** What to produce **
Please output the records below in full, exactly as given, but without the images.
** Start Raw records **
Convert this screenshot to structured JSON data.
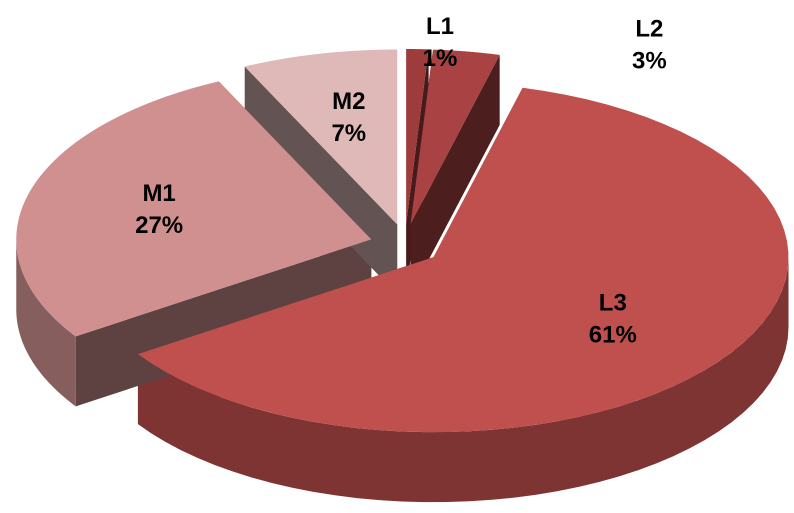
{
  "chart_data": {
    "type": "pie",
    "categories": [
      "L1",
      "L2",
      "L3",
      "M1",
      "M2"
    ],
    "values": [
      1,
      3,
      61,
      27,
      7
    ],
    "value_labels": [
      "1%",
      "3%",
      "61%",
      "27%",
      "7%"
    ],
    "colors": [
      "#9e3b3b",
      "#a94343",
      "#c0504d",
      "#d09090",
      "#dfb8b8"
    ]
  }
}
** End Raw records **
** Right answer **
Convert this screenshot to structured JSON data.
{
  "chart_data": {
    "type": "pie",
    "categories": [
      "L1",
      "L2",
      "L3",
      "M1",
      "M2"
    ],
    "values": [
      1,
      3,
      61,
      27,
      7
    ],
    "value_labels": [
      "1%",
      "3%",
      "61%",
      "27%",
      "7%"
    ],
    "colors": [
      "#9e3b3b",
      "#a94343",
      "#c0504d",
      "#d09090",
      "#dfb8b8"
    ]
  }
}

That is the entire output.